> **INSTRUCTIONS FOR THE TASK**: Gather all lines with the word "icon" in them.
=== DATASET EXTRACT ===
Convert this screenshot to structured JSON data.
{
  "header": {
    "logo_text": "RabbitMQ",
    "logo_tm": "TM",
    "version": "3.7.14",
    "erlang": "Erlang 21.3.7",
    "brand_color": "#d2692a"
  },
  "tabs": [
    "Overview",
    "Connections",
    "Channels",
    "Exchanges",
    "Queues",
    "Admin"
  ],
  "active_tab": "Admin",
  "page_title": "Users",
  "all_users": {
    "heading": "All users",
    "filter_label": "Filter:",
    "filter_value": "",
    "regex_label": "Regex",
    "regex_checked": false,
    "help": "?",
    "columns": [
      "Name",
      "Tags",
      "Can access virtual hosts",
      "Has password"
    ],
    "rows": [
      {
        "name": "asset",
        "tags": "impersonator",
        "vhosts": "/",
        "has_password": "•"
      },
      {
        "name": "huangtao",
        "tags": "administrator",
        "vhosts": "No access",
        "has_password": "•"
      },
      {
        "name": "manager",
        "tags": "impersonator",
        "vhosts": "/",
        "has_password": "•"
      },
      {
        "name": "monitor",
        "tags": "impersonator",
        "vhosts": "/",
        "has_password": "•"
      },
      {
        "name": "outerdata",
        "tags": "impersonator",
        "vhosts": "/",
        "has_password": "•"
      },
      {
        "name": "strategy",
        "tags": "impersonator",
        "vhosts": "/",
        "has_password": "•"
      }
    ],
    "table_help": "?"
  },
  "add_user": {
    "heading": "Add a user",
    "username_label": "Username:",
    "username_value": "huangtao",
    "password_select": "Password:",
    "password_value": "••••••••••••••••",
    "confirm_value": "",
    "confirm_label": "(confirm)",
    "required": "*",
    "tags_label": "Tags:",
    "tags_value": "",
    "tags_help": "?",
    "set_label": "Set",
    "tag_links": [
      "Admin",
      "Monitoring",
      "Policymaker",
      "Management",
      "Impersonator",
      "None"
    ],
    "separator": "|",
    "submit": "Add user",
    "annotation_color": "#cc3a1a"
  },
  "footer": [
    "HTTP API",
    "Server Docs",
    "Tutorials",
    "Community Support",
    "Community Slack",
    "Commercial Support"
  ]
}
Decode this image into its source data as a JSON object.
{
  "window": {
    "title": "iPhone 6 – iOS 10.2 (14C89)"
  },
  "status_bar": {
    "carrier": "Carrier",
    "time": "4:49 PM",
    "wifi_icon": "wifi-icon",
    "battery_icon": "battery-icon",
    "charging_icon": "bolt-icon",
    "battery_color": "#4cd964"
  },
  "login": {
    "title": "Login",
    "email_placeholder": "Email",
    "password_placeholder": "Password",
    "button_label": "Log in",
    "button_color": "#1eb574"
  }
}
===
> **PROBLEM SOLUTION**:
    "wifi_icon": "wifi-icon",
    "battery_icon": "battery-icon",
    "charging_icon": "bolt-icon",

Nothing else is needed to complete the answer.